* Your instructions:
Your task is to extract every entry that follows word for word while excluding the pictures.

═══ Information supplied ═══

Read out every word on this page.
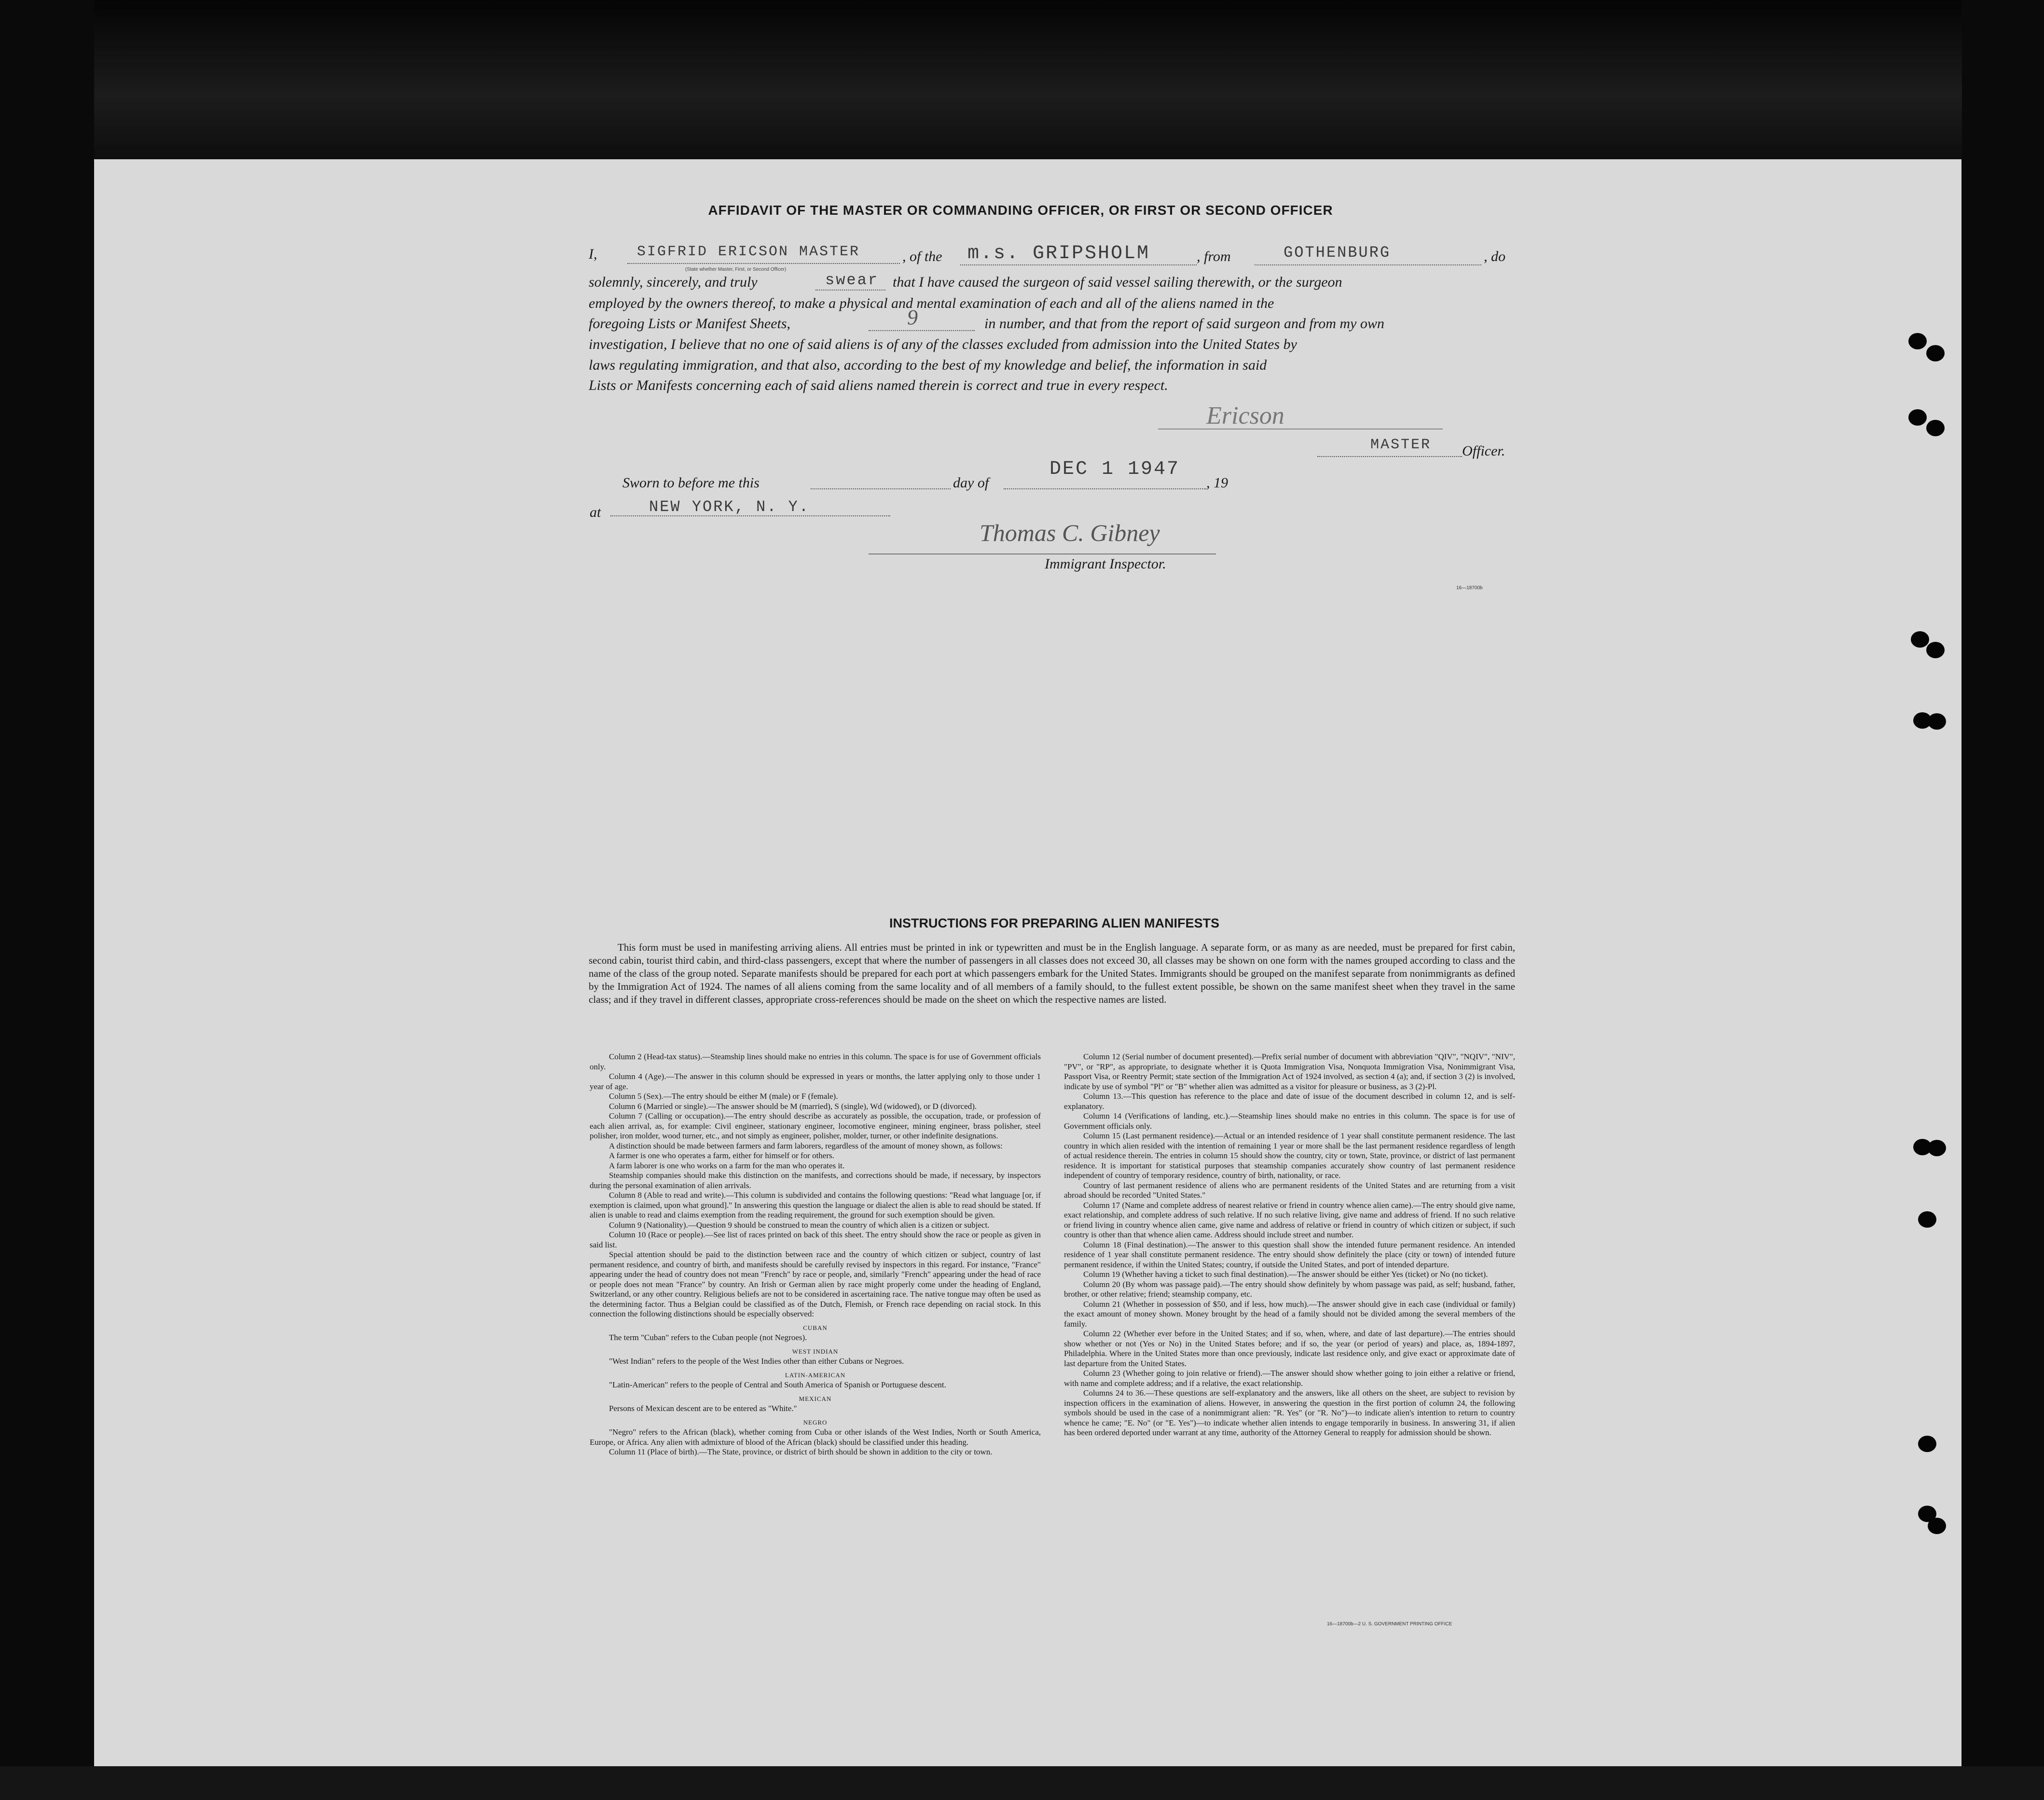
AFFIDAVIT OF THE MASTER OR COMMANDING OFFICER, OR FIRST OR SECOND OFFICER
I,	SIGFRID ERICSON MASTER
(State whether Master, First, or Second Officer)
, of the m.s. GRIPSHOLM	, from	GOTHENBURG	, do
solemnly, sincerely, and truly	swear that I have caused the surgeon of said vessel sailing therewith, or the surgeon
employed by the owners thereof, to make a physical and mental examination of each and all of the aliens named in the
foregoing Lists or Manifest Sheets,	9	in number, and that from the report of said surgeon and from my own
investigation, I believe that no one of said aliens is of any of the classes excluded from admission into the United States by
laws regulating immigration, and that also, according to the best of my knowledge and belief, the information in said
Lists or Manifests concerning each of said aliens named therein is correct and true in every respect.
Ericson
MASTER Officer.
Sworn to before me this	day of
DEC 1 1947
, 19
at	NEW YORK, N. Y.
Thomas C. Gibney
Immigrant Inspector.
16—18700b
INSTRUCTIONS FOR PREPARING ALIEN MANIFESTS
This form must be used in manifesting arriving aliens. All entries must be printed in ink or typewritten and must be in the English language. A separate form, or as many as are needed, must be prepared for first cabin, second cabin, tourist third cabin, and third-class passengers, except that where the number of passengers in all classes does not exceed 30, all classes may be shown on one form with the names grouped according to class and the name of the class of the group noted. Separate manifests should be prepared for each port at which passengers embark for the United States. Immigrants should be grouped on the manifest separate from nonimmigrants as defined by the Immigration Act of 1924. The names of all aliens coming from the same locality and of all members of a family should, to the fullest extent possible, be shown on the same manifest sheet when they travel in the same class; and if they travel in different classes, appropriate cross-references should be made on the sheet on which the respective names are listed.

Column 2 (Head-tax status).—Steamship lines should make no entries in this column. The space is for use of Government officials only.

Column 4 (Age).—The answer in this column should be expressed in years or months, the latter applying only to those under 1 year of age.

Column 5 (Sex).—The entry should be either M (male) or F (female).

Column 6 (Married or single).—The answer should be M (married), S (single), Wd (widowed), or D (divorced).

Column 7 (Calling or occupation).—The entry should describe as accurately as possible, the occupation, trade, or profession of each alien arrival, as, for example: Civil engineer, stationary engineer, locomotive engineer, mining engineer, brass polisher, steel polisher, iron molder, wood turner, etc., and not simply as engineer, polisher, molder, turner, or other indefinite designations.

A distinction should be made between farmers and farm laborers, regardless of the amount of money shown, as follows:

A farmer is one who operates a farm, either for himself or for others.

A farm laborer is one who works on a farm for the man who operates it.

Steamship companies should make this distinction on the manifests, and corrections should be made, if necessary, by inspectors during the personal examination of alien arrivals.

Column 8 (Able to read and write).—This column is subdivided and contains the following questions: "Read what language [or, if exemption is claimed, upon what ground]." In answering this question the language or dialect the alien is able to read should be stated. If alien is unable to read and claims exemption from the reading requirement, the ground for such exemption should be given.

Column 9 (Nationality).—Question 9 should be construed to mean the country of which alien is a citizen or subject.

Column 10 (Race or people).—See list of races printed on back of this sheet. The entry should show the race or people as given in said list.

Special attention should be paid to the distinction between race and the country of which citizen or subject, country of last permanent residence, and country of birth, and manifests should be carefully revised by inspectors in this regard. For instance, "France" appearing under the head of country does not mean "French" by race or people, and, similarly "French" appearing under the head of race or people does not mean "France" by country. An Irish or German alien by race might properly come under the heading of England, Switzerland, or any other country. Religious beliefs are not to be considered in ascertaining race. The native tongue may often be used as the determining factor. Thus a Belgian could be classified as of the Dutch, Flemish, or French race depending on racial stock. In this connection the following distinctions should be especially observed:

CUBAN

The term "Cuban" refers to the Cuban people (not Negroes).

WEST INDIAN

"West Indian" refers to the people of the West Indies other than either Cubans or Negroes.

LATIN-AMERICAN

"Latin-American" refers to the people of Central and South America of Spanish or Portuguese descent.

MEXICAN

Persons of Mexican descent are to be entered as "White."

NEGRO

"Negro" refers to the African (black), whether coming from Cuba or other islands of the West Indies, North or South America, Europe, or Africa. Any alien with admixture of blood of the African (black) should be classified under this heading.

Column 11 (Place of birth).—The State, province, or district of birth should be shown in addition to the city or town.

Column 12 (Serial number of document presented).—Prefix serial number of document with abbreviation "QIV", "NQIV", "NIV", "PV", or "RP", as appropriate, to designate whether it is Quota Immigration Visa, Nonquota Immigration Visa, Nonimmigrant Visa, Passport Visa, or Reentry Permit; state section of the Immigration Act of 1924 involved, as section 4 (a); and, if section 3 (2) is involved, indicate by use of symbol "Pl" or "B" whether alien was admitted as a visitor for pleasure or business, as 3 (2)-Pl.

Column 13.—This question has reference to the place and date of issue of the document described in column 12, and is self-explanatory.

Column 14 (Verifications of landing, etc.).—Steamship lines should make no entries in this column. The space is for use of Government officials only.

Column 15 (Last permanent residence).—Actual or an intended residence of 1 year shall constitute permanent residence. The last country in which alien resided with the intention of remaining 1 year or more shall be the last permanent residence regardless of length of actual residence therein. The entries in column 15 should show the country, city or town, State, province, or district of last permanent residence. It is important for statistical purposes that steamship companies accurately show country of last permanent residence independent of country of temporary residence, country of birth, nationality, or race.

Country of last permanent residence of aliens who are permanent residents of the United States and are returning from a visit abroad should be recorded "United States."

Column 17 (Name and complete address of nearest relative or friend in country whence alien came).—The entry should give name, exact relationship, and complete address of such relative. If no such relative living, give name and address of friend. If no such relative or friend living in country whence alien came, give name and address of relative or friend in country of which citizen or subject, if such country is other than that whence alien came. Address should include street and number.

Column 18 (Final destination).—The answer to this question shall show the intended future permanent residence. An intended residence of 1 year shall constitute permanent residence. The entry should show definitely the place (city or town) of intended future permanent residence, if within the United States; country, if outside the United States, and port of intended departure.

Column 19 (Whether having a ticket to such final destination).—The answer should be either Yes (ticket) or No (no ticket).

Column 20 (By whom was passage paid).—The entry should show definitely by whom passage was paid, as self; husband, father, brother, or other relative; friend; steamship company, etc.

Column 21 (Whether in possession of $50, and if less, how much).—The answer should give in each case (individual or family) the exact amount of money shown. Money brought by the head of a family should not be divided among the several members of the family.

Column 22 (Whether ever before in the United States; and if so, when, where, and date of last departure).—The entries should show whether or not (Yes or No) in the United States before; and if so, the year (or period of years) and place, as, 1894-1897, Philadelphia. Where in the United States more than once previously, indicate last residence only, and give exact or approximate date of last departure from the United States.

Column 23 (Whether going to join relative or friend).—The answer should show whether going to join either a relative or friend, with name and complete address; and if a relative, the exact relationship.

Columns 24 to 36.—These questions are self-explanatory and the answers, like all others on the sheet, are subject to revision by inspection officers in the examination of aliens. However, in answering the question in the first portion of column 24, the following symbols should be used in the case of a nonimmigrant alien: "R. Yes" (or "R. No")—to indicate alien's intention to return to country whence he came; "E. No" (or "E. Yes")—to indicate whether alien intends to engage temporarily in business. In answering 31, if alien has been ordered deported under warrant at any time, authority of the Attorney General to reapply for admission should be shown.

16—18700b—2 U. S. GOVERNMENT PRINTING OFFICE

═══

* Completed exercise:
Read out every word on this page.
AFFIDAVIT OF THE MASTER OR COMMANDING OFFICER, OR FIRST OR SECOND OFFICER
I,	SIGFRID ERICSON MASTER
(State whether Master, First, or Second Officer)
, of the m.s. GRIPSHOLM	, from	GOTHENBURG	, do
solemnly, sincerely, and truly	swear that I have caused the surgeon of said vessel sailing therewith, or the surgeon
employed by the owners thereof, to make a physical and mental examination of each and all of the aliens named in the
foregoing Lists or Manifest Sheets,	9	in number, and that from the report of said surgeon and from my own
investigation, I believe that no one of said aliens is of any of the classes excluded from admission into the United States by
laws regulating immigration, and that also, according to the best of my knowledge and belief, the information in said
Lists or Manifests concerning each of said aliens named therein is correct and true in every respect.
Ericson
MASTER Officer.
Sworn to before me this	day of
DEC 1 1947
, 19
at	NEW YORK, N. Y.
Thomas C. Gibney
Immigrant Inspector.
16—18700b
INSTRUCTIONS FOR PREPARING ALIEN MANIFESTS
This form must be used in manifesting arriving aliens. All entries must be printed in ink or typewritten and must be in the English language. A separate form, or as many as are needed, must be prepared for first cabin, second cabin, tourist third cabin, and third-class passengers, except that where the number of passengers in all classes does not exceed 30, all classes may be shown on one form with the names grouped according to class and the name of the class of the group noted. Separate manifests should be prepared for each port at which passengers embark for the United States. Immigrants should be grouped on the manifest separate from nonimmigrants as defined by the Immigration Act of 1924. The names of all aliens coming from the same locality and of all members of a family should, to the fullest extent possible, be shown on the same manifest sheet when they travel in the same class; and if they travel in different classes, appropriate cross-references should be made on the sheet on which the respective names are listed.

Column 2 (Head-tax status).—Steamship lines should make no entries in this column. The space is for use of Government officials only.

Column 4 (Age).—The answer in this column should be expressed in years or months, the latter applying only to those under 1 year of age.

Column 5 (Sex).—The entry should be either M (male) or F (female).

Column 6 (Married or single).—The answer should be M (married), S (single), Wd (widowed), or D (divorced).

Column 7 (Calling or occupation).—The entry should describe as accurately as possible, the occupation, trade, or profession of each alien arrival, as, for example: Civil engineer, stationary engineer, locomotive engineer, mining engineer, brass polisher, steel polisher, iron molder, wood turner, etc., and not simply as engineer, polisher, molder, turner, or other indefinite designations.

A distinction should be made between farmers and farm laborers, regardless of the amount of money shown, as follows:

A farmer is one who operates a farm, either for himself or for others.

A farm laborer is one who works on a farm for the man who operates it.

Steamship companies should make this distinction on the manifests, and corrections should be made, if necessary, by inspectors during the personal examination of alien arrivals.

Column 8 (Able to read and write).—This column is subdivided and contains the following questions: "Read what language [or, if exemption is claimed, upon what ground]." In answering this question the language or dialect the alien is able to read should be stated. If alien is unable to read and claims exemption from the reading requirement, the ground for such exemption should be given.

Column 9 (Nationality).—Question 9 should be construed to mean the country of which alien is a citizen or subject.

Column 10 (Race or people).—See list of races printed on back of this sheet. The entry should show the race or people as given in said list.

Special attention should be paid to the distinction between race and the country of which citizen or subject, country of last permanent residence, and country of birth, and manifests should be carefully revised by inspectors in this regard. For instance, "France" appearing under the head of country does not mean "French" by race or people, and, similarly "French" appearing under the head of race or people does not mean "France" by country. An Irish or German alien by race might properly come under the heading of England, Switzerland, or any other country. Religious beliefs are not to be considered in ascertaining race. The native tongue may often be used as the determining factor. Thus a Belgian could be classified as of the Dutch, Flemish, or French race depending on racial stock. In this connection the following distinctions should be especially observed:

CUBAN

The term "Cuban" refers to the Cuban people (not Negroes).

WEST INDIAN

"West Indian" refers to the people of the West Indies other than either Cubans or Negroes.

LATIN-AMERICAN

"Latin-American" refers to the people of Central and South America of Spanish or Portuguese descent.

MEXICAN

Persons of Mexican descent are to be entered as "White."

NEGRO

"Negro" refers to the African (black), whether coming from Cuba or other islands of the West Indies, North or South America, Europe, or Africa. Any alien with admixture of blood of the African (black) should be classified under this heading.

Column 11 (Place of birth).—The State, province, or district of birth should be shown in addition to the city or town.

Column 12 (Serial number of document presented).—Prefix serial number of document with abbreviation "QIV", "NQIV", "NIV", "PV", or "RP", as appropriate, to designate whether it is Quota Immigration Visa, Nonquota Immigration Visa, Nonimmigrant Visa, Passport Visa, or Reentry Permit; state section of the Immigration Act of 1924 involved, as section 4 (a); and, if section 3 (2) is involved, indicate by use of symbol "Pl" or "B" whether alien was admitted as a visitor for pleasure or business, as 3 (2)-Pl.

Column 13.—This question has reference to the place and date of issue of the document described in column 12, and is self-explanatory.

Column 14 (Verifications of landing, etc.).—Steamship lines should make no entries in this column. The space is for use of Government officials only.

Column 15 (Last permanent residence).—Actual or an intended residence of 1 year shall constitute permanent residence. The last country in which alien resided with the intention of remaining 1 year or more shall be the last permanent residence regardless of length of actual residence therein. The entries in column 15 should show the country, city or town, State, province, or district of last permanent residence. It is important for statistical purposes that steamship companies accurately show country of last permanent residence independent of country of temporary residence, country of birth, nationality, or race.

Country of last permanent residence of aliens who are permanent residents of the United States and are returning from a visit abroad should be recorded "United States."

Column 17 (Name and complete address of nearest relative or friend in country whence alien came).—The entry should give name, exact relationship, and complete address of such relative. If no such relative living, give name and address of friend. If no such relative or friend living in country whence alien came, give name and address of relative or friend in country of which citizen or subject, if such country is other than that whence alien came. Address should include street and number.

Column 18 (Final destination).—The answer to this question shall show the intended future permanent residence. An intended residence of 1 year shall constitute permanent residence. The entry should show definitely the place (city or town) of intended future permanent residence, if within the United States; country, if outside the United States, and port of intended departure.

Column 19 (Whether having a ticket to such final destination).—The answer should be either Yes (ticket) or No (no ticket).

Column 20 (By whom was passage paid).—The entry should show definitely by whom passage was paid, as self; husband, father, brother, or other relative; friend; steamship company, etc.

Column 21 (Whether in possession of $50, and if less, how much).—The answer should give in each case (individual or family) the exact amount of money shown. Money brought by the head of a family should not be divided among the several members of the family.

Column 22 (Whether ever before in the United States; and if so, when, where, and date of last departure).—The entries should show whether or not (Yes or No) in the United States before; and if so, the year (or period of years) and place, as, 1894-1897, Philadelphia. Where in the United States more than once previously, indicate last residence only, and give exact or approximate date of last departure from the United States.

Column 23 (Whether going to join relative or friend).—The answer should show whether going to join either a relative or friend, with name and complete address; and if a relative, the exact relationship.

Columns 24 to 36.—These questions are self-explanatory and the answers, like all others on the sheet, are subject to revision by inspection officers in the examination of aliens. However, in answering the question in the first portion of column 24, the following symbols should be used in the case of a nonimmigrant alien: "R. Yes" (or "R. No")—to indicate alien's intention to return to country whence he came; "E. No" (or "E. Yes")—to indicate whether alien intends to engage temporarily in business. In answering 31, if alien has been ordered deported under warrant at any time, authority of the Attorney General to reapply for admission should be shown.

16—18700b—2 U. S. GOVERNMENT PRINTING OFFICE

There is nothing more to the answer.